§ **Task details**
From the entries below, gather each line containing the word "尊敬的家长".

— Start —

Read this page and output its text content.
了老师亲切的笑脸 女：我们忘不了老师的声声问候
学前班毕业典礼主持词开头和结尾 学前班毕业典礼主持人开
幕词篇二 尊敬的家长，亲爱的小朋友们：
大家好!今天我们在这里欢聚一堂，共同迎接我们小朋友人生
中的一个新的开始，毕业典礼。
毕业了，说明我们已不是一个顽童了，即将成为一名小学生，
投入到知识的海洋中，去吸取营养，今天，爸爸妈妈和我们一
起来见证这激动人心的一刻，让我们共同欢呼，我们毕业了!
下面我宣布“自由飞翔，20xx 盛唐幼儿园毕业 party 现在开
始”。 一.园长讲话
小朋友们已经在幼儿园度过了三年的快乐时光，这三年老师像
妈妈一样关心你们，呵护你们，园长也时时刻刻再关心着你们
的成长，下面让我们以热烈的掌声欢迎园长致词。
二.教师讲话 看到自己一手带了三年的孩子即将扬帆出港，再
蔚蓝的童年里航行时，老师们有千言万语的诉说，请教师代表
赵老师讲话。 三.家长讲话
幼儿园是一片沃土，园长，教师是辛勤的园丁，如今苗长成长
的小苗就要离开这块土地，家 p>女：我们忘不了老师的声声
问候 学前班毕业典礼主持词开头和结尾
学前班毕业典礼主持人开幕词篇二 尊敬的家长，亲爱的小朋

— End —

§ **Written solution**
幕词篇二 尊敬的家长，亲爱的小朋友们：
学前班毕业典礼主持人开幕词篇二 尊敬的家长，亲爱的小朋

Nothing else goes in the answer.